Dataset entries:
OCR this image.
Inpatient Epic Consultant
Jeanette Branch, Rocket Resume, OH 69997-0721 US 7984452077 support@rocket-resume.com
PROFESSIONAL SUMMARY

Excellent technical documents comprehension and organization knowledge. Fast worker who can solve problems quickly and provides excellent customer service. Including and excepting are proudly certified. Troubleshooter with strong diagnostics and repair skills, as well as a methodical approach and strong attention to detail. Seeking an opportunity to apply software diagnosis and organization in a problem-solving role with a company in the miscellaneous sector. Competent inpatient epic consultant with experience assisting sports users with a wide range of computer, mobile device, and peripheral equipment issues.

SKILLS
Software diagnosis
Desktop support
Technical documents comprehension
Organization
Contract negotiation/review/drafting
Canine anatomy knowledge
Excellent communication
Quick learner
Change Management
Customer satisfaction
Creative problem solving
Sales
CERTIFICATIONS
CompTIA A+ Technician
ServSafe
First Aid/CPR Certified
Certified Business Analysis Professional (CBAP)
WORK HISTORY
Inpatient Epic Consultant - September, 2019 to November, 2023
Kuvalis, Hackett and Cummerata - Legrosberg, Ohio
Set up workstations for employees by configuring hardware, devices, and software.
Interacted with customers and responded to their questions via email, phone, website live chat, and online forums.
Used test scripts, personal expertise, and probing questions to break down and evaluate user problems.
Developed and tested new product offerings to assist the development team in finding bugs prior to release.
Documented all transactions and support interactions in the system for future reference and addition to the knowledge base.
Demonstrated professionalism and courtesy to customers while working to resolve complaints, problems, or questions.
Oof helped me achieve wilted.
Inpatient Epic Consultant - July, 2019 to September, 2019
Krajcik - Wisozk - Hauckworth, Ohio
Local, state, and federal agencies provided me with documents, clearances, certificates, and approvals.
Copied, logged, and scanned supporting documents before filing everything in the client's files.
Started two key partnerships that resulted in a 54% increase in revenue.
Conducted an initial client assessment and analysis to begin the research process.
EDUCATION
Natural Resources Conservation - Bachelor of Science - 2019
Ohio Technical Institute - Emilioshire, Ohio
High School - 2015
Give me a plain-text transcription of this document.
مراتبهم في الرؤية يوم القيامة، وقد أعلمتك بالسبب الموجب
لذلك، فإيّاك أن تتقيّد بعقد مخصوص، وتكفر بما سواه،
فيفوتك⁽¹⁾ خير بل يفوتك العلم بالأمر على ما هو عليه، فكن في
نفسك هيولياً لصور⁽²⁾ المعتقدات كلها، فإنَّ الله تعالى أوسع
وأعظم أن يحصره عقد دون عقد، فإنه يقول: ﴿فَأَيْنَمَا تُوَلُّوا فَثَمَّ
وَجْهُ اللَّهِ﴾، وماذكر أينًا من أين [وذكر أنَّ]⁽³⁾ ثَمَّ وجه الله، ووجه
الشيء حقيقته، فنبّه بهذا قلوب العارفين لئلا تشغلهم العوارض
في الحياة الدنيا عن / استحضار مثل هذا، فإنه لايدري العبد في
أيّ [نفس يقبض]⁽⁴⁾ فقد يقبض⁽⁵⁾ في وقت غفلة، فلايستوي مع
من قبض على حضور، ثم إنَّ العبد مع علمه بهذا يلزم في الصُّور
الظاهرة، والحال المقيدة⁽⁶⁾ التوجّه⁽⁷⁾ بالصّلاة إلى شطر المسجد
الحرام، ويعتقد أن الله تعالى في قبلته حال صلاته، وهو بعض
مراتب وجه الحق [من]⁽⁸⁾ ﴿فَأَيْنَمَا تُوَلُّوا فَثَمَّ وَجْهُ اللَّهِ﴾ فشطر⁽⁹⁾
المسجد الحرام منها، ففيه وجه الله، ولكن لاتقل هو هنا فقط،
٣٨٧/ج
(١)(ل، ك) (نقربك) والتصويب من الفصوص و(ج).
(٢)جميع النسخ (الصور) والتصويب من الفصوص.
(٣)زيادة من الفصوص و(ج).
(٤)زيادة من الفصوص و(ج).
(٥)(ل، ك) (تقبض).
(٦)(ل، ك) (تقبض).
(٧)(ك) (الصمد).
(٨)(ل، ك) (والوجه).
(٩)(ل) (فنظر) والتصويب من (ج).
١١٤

» Your task
Your task is to quote the listing above word for word.

» Task solution
OCR this image.
Inpatient Epic Consultant
Jeanette Branch, Rocket Resume, OH 69997-0721 US 7984452077 support@rocket-resume.com
PROFESSIONAL SUMMARY

Excellent technical documents comprehension and organization knowledge. Fast worker who can solve problems quickly and provides excellent customer service. Including and excepting are proudly certified. Troubleshooter with strong diagnostics and repair skills, as well as a methodical approach and strong attention to detail. Seeking an opportunity to apply software diagnosis and organization in a problem-solving role with a company in the miscellaneous sector. Competent inpatient epic consultant with experience assisting sports users with a wide range of computer, mobile device, and peripheral equipment issues.

SKILLS
Software diagnosis
Desktop support
Technical documents comprehension
Organization
Contract negotiation/review/drafting
Canine anatomy knowledge
Excellent communication
Quick learner
Change Management
Customer satisfaction
Creative problem solving
Sales
CERTIFICATIONS
CompTIA A+ Technician
ServSafe
First Aid/CPR Certified
Certified Business Analysis Professional (CBAP)
WORK HISTORY
Inpatient Epic Consultant - September, 2019 to November, 2023
Kuvalis, Hackett and Cummerata - Legrosberg, Ohio
Set up workstations for employees by configuring hardware, devices, and software.
Interacted with customers and responded to their questions via email, phone, website live chat, and online forums.
Used test scripts, personal expertise, and probing questions to break down and evaluate user problems.
Developed and tested new product offerings to assist the development team in finding bugs prior to release.
Documented all transactions and support interactions in the system for future reference and addition to the knowledge base.
Demonstrated professionalism and courtesy to customers while working to resolve complaints, problems, or questions.
Oof helped me achieve wilted.
Inpatient Epic Consultant - July, 2019 to September, 2019
Krajcik - Wisozk - Hauckworth, Ohio
Local, state, and federal agencies provided me with documents, clearances, certificates, and approvals.
Copied, logged, and scanned supporting documents before filing everything in the client's files.
Started two key partnerships that resulted in a 54% increase in revenue.
Conducted an initial client assessment and analysis to begin the research process.
EDUCATION
Natural Resources Conservation - Bachelor of Science - 2019
Ohio Technical Institute - Emilioshire, Ohio
High School - 2015
Give me a plain-text transcription of this document.
مراتبهم في الرؤية يوم القيامة، وقد أعلمتك بالسبب الموجب
لذلك، فإيّاك أن تتقيّد بعقد مخصوص، وتكفر بما سواه،
فيفوتك⁽¹⁾ خير بل يفوتك العلم بالأمر على ما هو عليه، فكن في
نفسك هيولياً لصور⁽²⁾ المعتقدات كلها، فإنَّ الله تعالى أوسع
وأعظم أن يحصره عقد دون عقد، فإنه يقول: ﴿فَأَيْنَمَا تُوَلُّوا فَثَمَّ
وَجْهُ اللَّهِ﴾، وماذكر أينًا من أين [وذكر أنَّ]⁽³⁾ ثَمَّ وجه الله، ووجه
الشيء حقيقته، فنبّه بهذا قلوب العارفين لئلا تشغلهم العوارض
في الحياة الدنيا عن / استحضار مثل هذا، فإنه لايدري العبد في
أيّ [نفس يقبض]⁽⁴⁾ فقد يقبض⁽⁵⁾ في وقت غفلة، فلايستوي مع
من قبض على حضور، ثم إنَّ العبد مع علمه بهذا يلزم في الصُّور
الظاهرة، والحال المقيدة⁽⁶⁾ التوجّه⁽⁷⁾ بالصّلاة إلى شطر المسجد
الحرام، ويعتقد أن الله تعالى في قبلته حال صلاته، وهو بعض
مراتب وجه الحق [من]⁽⁸⁾ ﴿فَأَيْنَمَا تُوَلُّوا فَثَمَّ وَجْهُ اللَّهِ﴾ فشطر⁽⁹⁾
المسجد الحرام منها، ففيه وجه الله، ولكن لاتقل هو هنا فقط،
٣٨٧/ج
(١)(ل، ك) (نقربك) والتصويب من الفصوص و(ج).
(٢)جميع النسخ (الصور) والتصويب من الفصوص.
(٣)زيادة من الفصوص و(ج).
(٤)زيادة من الفصوص و(ج).
(٥)(ل، ك) (تقبض).
(٦)(ل، ك) (تقبض).
(٧)(ك) (الصمد).
(٨)(ل، ك) (والوجه).
(٩)(ل) (فنظر) والتصويب من (ج).
١١٤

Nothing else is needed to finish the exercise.